◆ **Task description**:
Each line containing the word "marker" must be collected.

** begin Stored rows **

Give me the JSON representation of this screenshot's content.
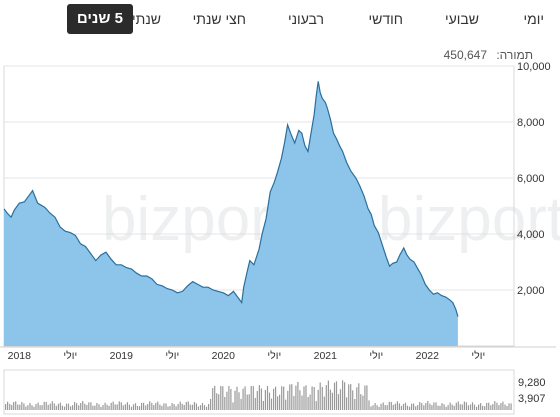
{
  "tabs": [
    {
      "label": "יומי",
      "active": false
    },
    {
      "label": "שבועי",
      "active": false
    },
    {
      "label": "חודשי",
      "active": false
    },
    {
      "label": "רבעוני",
      "active": false
    },
    {
      "label": "חצי שנתי",
      "active": false
    },
    {
      "label": "שנתי",
      "active": false
    },
    {
      "label": "5 שנים",
      "active": true
    }
  ],
  "turnover": {
    "label": "תמורה:",
    "value": "450,647"
  },
  "watermark": {
    "left": "bizportal",
    "right": "bizportal"
  },
  "colors": {
    "area_fill": "#8cc4ea",
    "line": "#2a6f9c",
    "volume_bar": "#999999",
    "grid": "#e6e6e6"
  },
  "chart_data": {
    "type": "area",
    "ylim": [
      0,
      10000
    ],
    "y_ticks": [
      "10,000",
      "8,000",
      "6,000",
      "4,000",
      "2,000"
    ],
    "x_tick_labels": [
      {
        "label": "2018",
        "x": 2018.0
      },
      {
        "label": "יולי",
        "x": 2018.5
      },
      {
        "label": "2019",
        "x": 2019.0
      },
      {
        "label": "יולי",
        "x": 2019.5
      },
      {
        "label": "2020",
        "x": 2020.0
      },
      {
        "label": "יולי",
        "x": 2020.5
      },
      {
        "label": "2021",
        "x": 2021.0
      },
      {
        "label": "יולי",
        "x": 2021.5
      },
      {
        "label": "2022",
        "x": 2022.0
      },
      {
        "label": "יולי",
        "x": 2022.5
      }
    ],
    "x_range": [
      2017.85,
      2022.85
    ],
    "series": [
      {
        "points": [
          [
            2017.85,
            4900
          ],
          [
            2017.88,
            4750
          ],
          [
            2017.92,
            4600
          ],
          [
            2017.95,
            4850
          ],
          [
            2018.0,
            5100
          ],
          [
            2018.05,
            5150
          ],
          [
            2018.1,
            5400
          ],
          [
            2018.13,
            5550
          ],
          [
            2018.18,
            5100
          ],
          [
            2018.25,
            4950
          ],
          [
            2018.3,
            4750
          ],
          [
            2018.35,
            4600
          ],
          [
            2018.4,
            4250
          ],
          [
            2018.45,
            4100
          ],
          [
            2018.5,
            4050
          ],
          [
            2018.55,
            3950
          ],
          [
            2018.6,
            3650
          ],
          [
            2018.65,
            3550
          ],
          [
            2018.7,
            3300
          ],
          [
            2018.75,
            3050
          ],
          [
            2018.8,
            3250
          ],
          [
            2018.85,
            3350
          ],
          [
            2018.9,
            3100
          ],
          [
            2018.95,
            2900
          ],
          [
            2019.0,
            2900
          ],
          [
            2019.05,
            2800
          ],
          [
            2019.1,
            2750
          ],
          [
            2019.15,
            2600
          ],
          [
            2019.2,
            2500
          ],
          [
            2019.25,
            2500
          ],
          [
            2019.3,
            2400
          ],
          [
            2019.35,
            2200
          ],
          [
            2019.4,
            2150
          ],
          [
            2019.45,
            2050
          ],
          [
            2019.5,
            2000
          ],
          [
            2019.55,
            1900
          ],
          [
            2019.6,
            1950
          ],
          [
            2019.65,
            2150
          ],
          [
            2019.7,
            2300
          ],
          [
            2019.75,
            2200
          ],
          [
            2019.8,
            2100
          ],
          [
            2019.85,
            2100
          ],
          [
            2019.9,
            2000
          ],
          [
            2019.95,
            1950
          ],
          [
            2020.0,
            1900
          ],
          [
            2020.05,
            1800
          ],
          [
            2020.1,
            1950
          ],
          [
            2020.15,
            1700
          ],
          [
            2020.18,
            1550
          ],
          [
            2020.2,
            2100
          ],
          [
            2020.23,
            2600
          ],
          [
            2020.26,
            3050
          ],
          [
            2020.3,
            2900
          ],
          [
            2020.35,
            3450
          ],
          [
            2020.38,
            4000
          ],
          [
            2020.42,
            4550
          ],
          [
            2020.46,
            5500
          ],
          [
            2020.5,
            5850
          ],
          [
            2020.53,
            6200
          ],
          [
            2020.57,
            6700
          ],
          [
            2020.6,
            7250
          ],
          [
            2020.63,
            7900
          ],
          [
            2020.66,
            7600
          ],
          [
            2020.7,
            7250
          ],
          [
            2020.74,
            7700
          ],
          [
            2020.77,
            7600
          ],
          [
            2020.8,
            7150
          ],
          [
            2020.83,
            6950
          ],
          [
            2020.86,
            7600
          ],
          [
            2020.89,
            8250
          ],
          [
            2020.91,
            8900
          ],
          [
            2020.93,
            9450
          ],
          [
            2020.95,
            9050
          ],
          [
            2020.97,
            8850
          ],
          [
            2021.0,
            8700
          ],
          [
            2021.02,
            8500
          ],
          [
            2021.05,
            8100
          ],
          [
            2021.08,
            7600
          ],
          [
            2021.11,
            7400
          ],
          [
            2021.14,
            7150
          ],
          [
            2021.17,
            6950
          ],
          [
            2021.21,
            6550
          ],
          [
            2021.25,
            6250
          ],
          [
            2021.3,
            6000
          ],
          [
            2021.34,
            5700
          ],
          [
            2021.38,
            5350
          ],
          [
            2021.42,
            4900
          ],
          [
            2021.45,
            4700
          ],
          [
            2021.48,
            4300
          ],
          [
            2021.52,
            4050
          ],
          [
            2021.56,
            3600
          ],
          [
            2021.6,
            3150
          ],
          [
            2021.63,
            2850
          ],
          [
            2021.66,
            2950
          ],
          [
            2021.7,
            3000
          ],
          [
            2021.73,
            3250
          ],
          [
            2021.77,
            3500
          ],
          [
            2021.8,
            3250
          ],
          [
            2021.83,
            3100
          ],
          [
            2021.87,
            3000
          ],
          [
            2021.9,
            2800
          ],
          [
            2021.94,
            2550
          ],
          [
            2021.98,
            2200
          ],
          [
            2022.02,
            2000
          ],
          [
            2022.06,
            1850
          ],
          [
            2022.1,
            1900
          ],
          [
            2022.14,
            1800
          ],
          [
            2022.18,
            1750
          ],
          [
            2022.22,
            1650
          ],
          [
            2022.25,
            1550
          ],
          [
            2022.28,
            1300
          ],
          [
            2022.3,
            1050
          ]
        ]
      }
    ],
    "volume": {
      "y_ticks": [
        "9,280",
        "3,907"
      ]
    }
  }
}
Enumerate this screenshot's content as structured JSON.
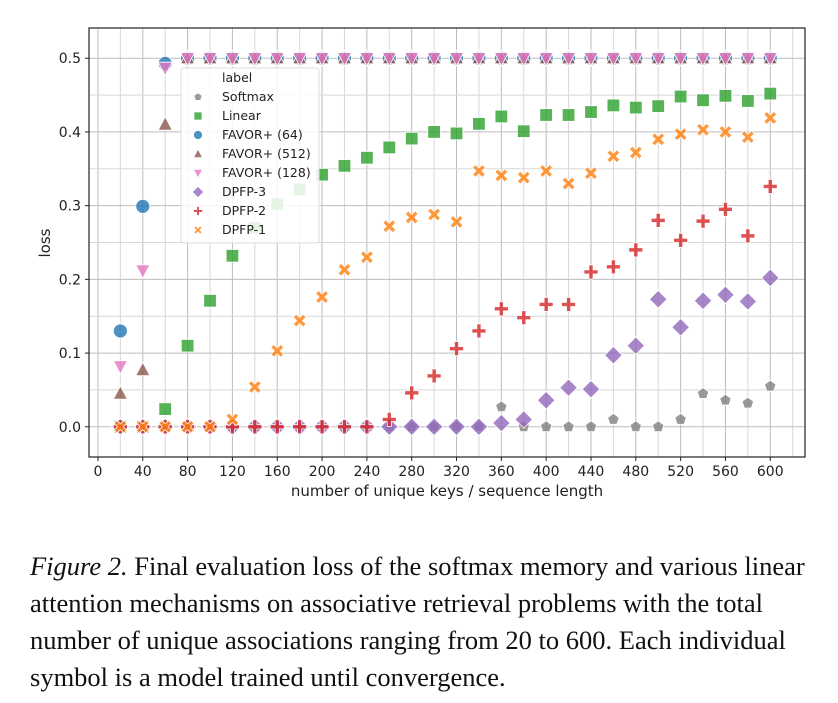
{
  "chart_data": {
    "type": "scatter",
    "xlabel": "number of unique keys / sequence length",
    "ylabel": "loss",
    "xlim": [
      -8,
      631
    ],
    "ylim": [
      -0.041,
      0.541
    ],
    "xticks": [
      0,
      40,
      80,
      120,
      160,
      200,
      240,
      280,
      320,
      360,
      400,
      440,
      480,
      520,
      560,
      600
    ],
    "yticks": [
      0.0,
      0.1,
      0.2,
      0.3,
      0.4,
      0.5
    ],
    "ytick_labels": [
      "0.0",
      "0.1",
      "0.2",
      "0.3",
      "0.4",
      "0.5"
    ],
    "grid": true,
    "legend": {
      "title": "label",
      "placement": "upper-left (inset)"
    },
    "x": [
      20,
      40,
      60,
      80,
      100,
      120,
      140,
      160,
      180,
      200,
      220,
      240,
      260,
      280,
      300,
      320,
      340,
      360,
      380,
      400,
      420,
      440,
      460,
      480,
      500,
      520,
      540,
      560,
      580,
      600
    ],
    "series": [
      {
        "name": "Softmax",
        "marker": "pentagon",
        "color": "#808080",
        "values": [
          0,
          0,
          0,
          0,
          0,
          0,
          0,
          0,
          0,
          0,
          0,
          0,
          0,
          0,
          0,
          0,
          0,
          0.027,
          0,
          0,
          0,
          0,
          0.01,
          0,
          0,
          0.01,
          0.045,
          0.036,
          0.032,
          0.055
        ]
      },
      {
        "name": "Linear",
        "marker": "square",
        "color": "#2ca02c",
        "values": [
          0,
          0,
          0.024,
          0.11,
          0.171,
          0.232,
          0.27,
          0.302,
          0.322,
          0.342,
          0.354,
          0.365,
          0.379,
          0.391,
          0.4,
          0.398,
          0.411,
          0.421,
          0.401,
          0.423,
          0.423,
          0.427,
          0.436,
          0.433,
          0.435,
          0.448,
          0.443,
          0.449,
          0.442,
          0.452
        ]
      },
      {
        "name": "FAVOR+ (64)",
        "marker": "circle",
        "color": "#1f77b4",
        "values": [
          0.13,
          0.299,
          0.493,
          0.5,
          0.5,
          0.5,
          0.5,
          0.5,
          0.5,
          0.5,
          0.5,
          0.5,
          0.5,
          0.5,
          0.5,
          0.5,
          0.5,
          0.5,
          0.5,
          0.5,
          0.5,
          0.5,
          0.5,
          0.5,
          0.5,
          0.5,
          0.5,
          0.5,
          0.5,
          0.5
        ]
      },
      {
        "name": "FAVOR+ (512)",
        "marker": "triangle-up",
        "color": "#8c564b",
        "values": [
          0.045,
          0.077,
          0.41,
          0.5,
          0.5,
          0.5,
          0.5,
          0.5,
          0.5,
          0.5,
          0.5,
          0.5,
          0.5,
          0.5,
          0.5,
          0.5,
          0.5,
          0.5,
          0.5,
          0.5,
          0.5,
          0.5,
          0.5,
          0.5,
          0.5,
          0.5,
          0.5,
          0.5,
          0.5,
          0.5
        ]
      },
      {
        "name": "FAVOR+ (128)",
        "marker": "triangle-down",
        "color": "#e377c2",
        "values": [
          0.082,
          0.212,
          0.487,
          0.5,
          0.5,
          0.5,
          0.5,
          0.5,
          0.5,
          0.5,
          0.5,
          0.5,
          0.5,
          0.5,
          0.5,
          0.5,
          0.5,
          0.5,
          0.5,
          0.5,
          0.5,
          0.5,
          0.5,
          0.5,
          0.5,
          0.5,
          0.5,
          0.5,
          0.5,
          0.5
        ]
      },
      {
        "name": "DPFP-3",
        "marker": "diamond",
        "color": "#9467bd",
        "values": [
          0,
          0,
          0,
          0,
          0,
          0,
          0,
          0,
          0,
          0,
          0,
          0,
          0,
          0,
          0,
          0,
          0,
          0.005,
          0.01,
          0.036,
          0.053,
          0.051,
          0.097,
          0.11,
          0.173,
          0.135,
          0.171,
          0.179,
          0.17,
          0.202
        ]
      },
      {
        "name": "DPFP-2",
        "marker": "plus",
        "color": "#d62728",
        "values": [
          0,
          0,
          0,
          0,
          0,
          0,
          0,
          0,
          0,
          0,
          0,
          0,
          0.01,
          0.046,
          0.069,
          0.106,
          0.13,
          0.16,
          0.148,
          0.166,
          0.166,
          0.21,
          0.217,
          0.24,
          0.28,
          0.253,
          0.279,
          0.295,
          0.259,
          0.326
        ]
      },
      {
        "name": "DPFP-1",
        "marker": "x",
        "color": "#ff7f0e",
        "values": [
          0,
          0,
          0,
          0,
          0,
          0.01,
          0.054,
          0.103,
          0.144,
          0.176,
          0.213,
          0.23,
          0.272,
          0.284,
          0.288,
          0.278,
          0.347,
          0.341,
          0.338,
          0.347,
          0.33,
          0.344,
          0.367,
          0.372,
          0.39,
          0.397,
          0.403,
          0.4,
          0.393,
          0.419
        ]
      }
    ]
  },
  "caption": {
    "label": "Figure 2.",
    "text": " Final evaluation loss of the softmax memory and various linear attention mechanisms on associative retrieval problems with the total number of unique associations ranging from 20 to 600. Each individual symbol is a model trained until convergence."
  }
}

** end Stored rows **

◆ **Solution below**:
        "marker": "pentagon",
        "marker": "square",
        "marker": "circle",
        "marker": "triangle-up",
        "marker": "triangle-down",
        "marker": "diamond",
        "marker": "plus",
        "marker": "x",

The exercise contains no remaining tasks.